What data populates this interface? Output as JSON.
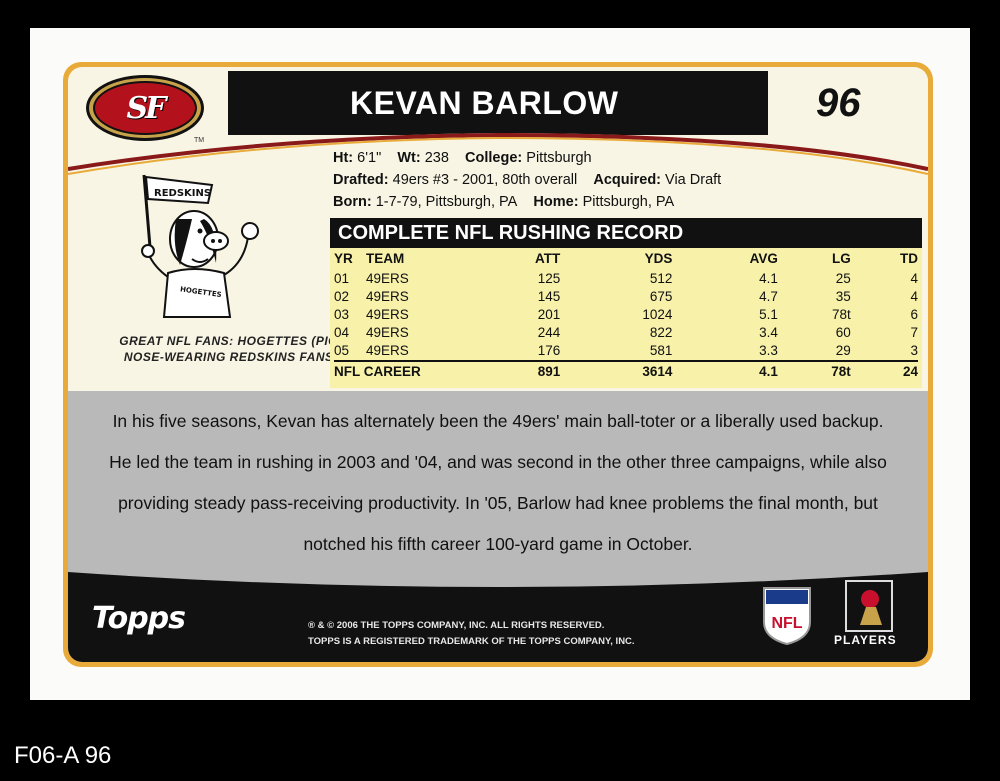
{
  "card": {
    "player_name": "KEVAN BARLOW",
    "card_number": "96",
    "team_logo_text": "SF",
    "trademark": "TM",
    "info": {
      "height_label": "Ht:",
      "height": "6'1\"",
      "weight_label": "Wt:",
      "weight": "238",
      "college_label": "College:",
      "college": "Pittsburgh",
      "drafted_label": "Drafted:",
      "drafted": "49ers #3 - 2001, 80th overall",
      "acquired_label": "Acquired:",
      "acquired": "Via Draft",
      "born_label": "Born:",
      "born": "1-7-79, Pittsburgh, PA",
      "home_label": "Home:",
      "home": "Pittsburgh, PA"
    },
    "cartoon": {
      "flag_text": "REDSKINS",
      "shirt_text": "HOGETTES",
      "caption": "GREAT NFL FANS: HOGETTES (PIG NOSE-WEARING REDSKINS FANS)"
    },
    "record": {
      "title": "COMPLETE NFL RUSHING RECORD",
      "headers": [
        "YR",
        "TEAM",
        "ATT",
        "YDS",
        "AVG",
        "LG",
        "TD"
      ],
      "rows": [
        [
          "01",
          "49ERS",
          "125",
          "512",
          "4.1",
          "25",
          "4"
        ],
        [
          "02",
          "49ERS",
          "145",
          "675",
          "4.7",
          "35",
          "4"
        ],
        [
          "03",
          "49ERS",
          "201",
          "1024",
          "5.1",
          "78t",
          "6"
        ],
        [
          "04",
          "49ERS",
          "244",
          "822",
          "3.4",
          "60",
          "7"
        ],
        [
          "05",
          "49ERS",
          "176",
          "581",
          "3.3",
          "29",
          "3"
        ]
      ],
      "career": [
        "NFL CAREER",
        "891",
        "3614",
        "4.1",
        "78t",
        "24"
      ]
    },
    "bio": "In his five seasons, Kevan has alternately been the 49ers' main ball-toter or a liberally used backup. He led the team in rushing in 2003 and '04, and was second in the other three campaigns, while also providing steady pass-receiving productivity. In '05, Barlow had knee problems the final month, but notched his fifth career 100-yard game in October.",
    "footer": {
      "brand": "Topps",
      "legal_line1": "® & © 2006 THE TOPPS COMPANY, INC.  ALL RIGHTS RESERVED.",
      "legal_line2": "TOPPS IS A REGISTERED TRADEMARK OF THE TOPPS COMPANY, INC.",
      "nfl_logo_text": "NFL",
      "players_text": "PLAYERS"
    }
  },
  "scan_code": "F06-A 96",
  "colors": {
    "card_border": "#e8aa38",
    "card_bg": "#f8f5e4",
    "stats_bg": "#f7f1aa",
    "bio_bg": "#b9b9b9",
    "niners_red": "#b3121d"
  }
}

● ● ● ● ● ● ●

Goal of the exercise = Return the records exactly. Don't carry the pictures over.

Written response =
What data populates this interface? Output as JSON.
{
  "card": {
    "player_name": "KEVAN BARLOW",
    "card_number": "96",
    "team_logo_text": "SF",
    "trademark": "TM",
    "info": {
      "height_label": "Ht:",
      "height": "6'1\"",
      "weight_label": "Wt:",
      "weight": "238",
      "college_label": "College:",
      "college": "Pittsburgh",
      "drafted_label": "Drafted:",
      "drafted": "49ers #3 - 2001, 80th overall",
      "acquired_label": "Acquired:",
      "acquired": "Via Draft",
      "born_label": "Born:",
      "born": "1-7-79, Pittsburgh, PA",
      "home_label": "Home:",
      "home": "Pittsburgh, PA"
    },
    "cartoon": {
      "flag_text": "REDSKINS",
      "shirt_text": "HOGETTES",
      "caption": "GREAT NFL FANS: HOGETTES (PIG NOSE-WEARING REDSKINS FANS)"
    },
    "record": {
      "title": "COMPLETE NFL RUSHING RECORD",
      "headers": [
        "YR",
        "TEAM",
        "ATT",
        "YDS",
        "AVG",
        "LG",
        "TD"
      ],
      "rows": [
        [
          "01",
          "49ERS",
          "125",
          "512",
          "4.1",
          "25",
          "4"
        ],
        [
          "02",
          "49ERS",
          "145",
          "675",
          "4.7",
          "35",
          "4"
        ],
        [
          "03",
          "49ERS",
          "201",
          "1024",
          "5.1",
          "78t",
          "6"
        ],
        [
          "04",
          "49ERS",
          "244",
          "822",
          "3.4",
          "60",
          "7"
        ],
        [
          "05",
          "49ERS",
          "176",
          "581",
          "3.3",
          "29",
          "3"
        ]
      ],
      "career": [
        "NFL CAREER",
        "891",
        "3614",
        "4.1",
        "78t",
        "24"
      ]
    },
    "bio": "In his five seasons, Kevan has alternately been the 49ers' main ball-toter or a liberally used backup. He led the team in rushing in 2003 and '04, and was second in the other three campaigns, while also providing steady pass-receiving productivity. In '05, Barlow had knee problems the final month, but notched his fifth career 100-yard game in October.",
    "footer": {
      "brand": "Topps",
      "legal_line1": "® & © 2006 THE TOPPS COMPANY, INC.  ALL RIGHTS RESERVED.",
      "legal_line2": "TOPPS IS A REGISTERED TRADEMARK OF THE TOPPS COMPANY, INC.",
      "nfl_logo_text": "NFL",
      "players_text": "PLAYERS"
    }
  },
  "scan_code": "F06-A 96",
  "colors": {
    "card_border": "#e8aa38",
    "card_bg": "#f8f5e4",
    "stats_bg": "#f7f1aa",
    "bio_bg": "#b9b9b9",
    "niners_red": "#b3121d"
  }
}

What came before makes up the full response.